• Selection
______________________________
Monday, April 14, 2014

The Seventeenth Tip For Success: View Everything as a Gift

Monday, April 14, 2014


Yesterday I shared sixteen tips for success.  This list was something I came across while a student at the Monterey Institute of International Studies.  And yet the list is useful regardless of whether you are a student in an academic program or not.  Reviewing the list was a good activity for a gloomy Sunday afternoon.

Today I am going to share another piece of wisdom about how to live.  This piece of wisdom was offered by a Holocaust survivor who lived to the age of 110.  Her name was Alice Herz-Sommer.  She died earlier this year.  If you google her name you will find plenty about her life story.  It is an amazing story.  The greatest darkness she lived through was the time of the Nazis in Germany.  She lost family members in World War II.  The following is taken directly from an article written by Maev Kennedy that appeared in The Guardian in February of this year.  If you want to read the full article please look here.


Her talent was recognised when she was only five, and she had lessons with Conrad Ansorge, who had been a pupil of Franz Liszt ("as a pianist, extraordinary, as a teacher, not so good", she told the Guardian).
______________________________
Records from a dataset:
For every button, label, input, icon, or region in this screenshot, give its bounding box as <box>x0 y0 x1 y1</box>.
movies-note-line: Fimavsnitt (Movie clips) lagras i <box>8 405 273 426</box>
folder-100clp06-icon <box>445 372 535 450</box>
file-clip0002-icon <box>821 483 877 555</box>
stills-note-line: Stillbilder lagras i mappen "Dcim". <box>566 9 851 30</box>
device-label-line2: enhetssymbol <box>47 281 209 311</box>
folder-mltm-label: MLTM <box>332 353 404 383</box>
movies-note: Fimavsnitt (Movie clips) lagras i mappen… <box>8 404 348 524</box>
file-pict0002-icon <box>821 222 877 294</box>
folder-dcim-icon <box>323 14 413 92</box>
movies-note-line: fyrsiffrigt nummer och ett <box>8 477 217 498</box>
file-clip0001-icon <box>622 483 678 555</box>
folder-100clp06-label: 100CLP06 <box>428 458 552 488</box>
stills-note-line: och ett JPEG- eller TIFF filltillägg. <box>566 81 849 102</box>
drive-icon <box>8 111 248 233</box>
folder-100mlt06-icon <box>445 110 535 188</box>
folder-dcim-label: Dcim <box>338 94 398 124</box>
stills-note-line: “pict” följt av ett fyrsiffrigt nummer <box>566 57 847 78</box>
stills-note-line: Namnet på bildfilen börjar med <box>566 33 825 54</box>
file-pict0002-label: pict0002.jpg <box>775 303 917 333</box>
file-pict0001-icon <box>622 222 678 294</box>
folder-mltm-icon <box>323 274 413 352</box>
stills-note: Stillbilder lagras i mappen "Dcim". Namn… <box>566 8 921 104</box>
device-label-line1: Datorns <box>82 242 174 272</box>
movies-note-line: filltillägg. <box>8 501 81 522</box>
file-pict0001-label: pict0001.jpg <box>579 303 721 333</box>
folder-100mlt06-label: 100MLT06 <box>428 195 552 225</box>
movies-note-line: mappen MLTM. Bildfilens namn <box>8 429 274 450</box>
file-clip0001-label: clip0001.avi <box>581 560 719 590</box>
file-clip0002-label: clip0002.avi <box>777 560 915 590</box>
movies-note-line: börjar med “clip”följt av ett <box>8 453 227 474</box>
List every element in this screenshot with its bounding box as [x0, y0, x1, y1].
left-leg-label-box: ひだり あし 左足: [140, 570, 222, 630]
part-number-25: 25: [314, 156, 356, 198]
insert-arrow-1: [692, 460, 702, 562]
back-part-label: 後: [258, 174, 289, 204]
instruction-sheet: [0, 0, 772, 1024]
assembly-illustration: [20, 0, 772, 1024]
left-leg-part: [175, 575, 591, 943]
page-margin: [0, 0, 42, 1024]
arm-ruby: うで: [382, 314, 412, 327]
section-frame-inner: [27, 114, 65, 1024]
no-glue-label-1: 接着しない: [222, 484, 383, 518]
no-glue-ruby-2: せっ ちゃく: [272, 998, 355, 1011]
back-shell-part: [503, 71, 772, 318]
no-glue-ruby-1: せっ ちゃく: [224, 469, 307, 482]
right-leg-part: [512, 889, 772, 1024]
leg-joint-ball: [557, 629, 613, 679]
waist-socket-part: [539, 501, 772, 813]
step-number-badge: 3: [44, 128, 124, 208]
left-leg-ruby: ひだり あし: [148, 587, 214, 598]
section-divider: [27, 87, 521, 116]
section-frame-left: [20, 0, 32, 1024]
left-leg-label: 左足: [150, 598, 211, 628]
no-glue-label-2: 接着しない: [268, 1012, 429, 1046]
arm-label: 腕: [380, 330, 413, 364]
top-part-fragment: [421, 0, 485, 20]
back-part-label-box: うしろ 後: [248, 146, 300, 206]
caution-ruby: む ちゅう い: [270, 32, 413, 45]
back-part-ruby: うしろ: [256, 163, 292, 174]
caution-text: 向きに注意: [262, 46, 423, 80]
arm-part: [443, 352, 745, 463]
______________________________
• Tasks to carry out
**1)** According to the blog post on Alice Herz-Sommer, who wrote the Guardian article that it quotes?
**2)** Pick up the blog post on Alice Herz-Sommer after its last sentence and keep it going.

• Exercise responses
**1)** Maev Kennedy

**2)**
By her mid-teens she herself was teaching and touring as a pianist. She married her musician husband, Leopold Sommer, a fortnight after meeting him in 1931, and they had one son, Raphael, who became a concert cellist.
In an interview with the Guardian a few years after she reluctantly gave up daily swims at the age of 97, she recalled that the three were allowed to stay on in their flat, with Nazi neighbours on every side, for some time after Hitler invaded Czechoslovakia and most of the Jews of Prague were sent to a ghetto. Then in 1943 the inevitable order came: they were sent to Theresienstadt.
"The evening before this we were sitting in our flat. I put off the light because I wanted my child to sleep for the last time in his bed. Now came my Czech friends: they came and they took the remaining pictures, carpets, even furniture. They didn't say anything; we were dead for them, I believe. And at the last moment the Nazi came – his name was Hermann – with his wife. They bought biscuits and he said, 'Mrs Sommer, I hope you come back with your family. I don't know what to say to you. I enjoyed your playing – such wonderful things, I thank you.' The Nazi was the most human of all."
In another interview she recalled asking: "If they have an orchestra in Terezin, how bad can it be?" Despite being run as a show camp to impress visitors including the Red Cross, almost 35,000 prisoners died there, including her mother. Herz-Sommer's music saved her life: she became a member of the camp orchestra, and played in more than 150 concerts, including special performances for the Red Cross inspectors. Her husband died soon after being moved to Auschwitz and then Dachau in 1944, but her son, who also performed in children's operas, was among 130 survivors of 15,000 children sent to the camp.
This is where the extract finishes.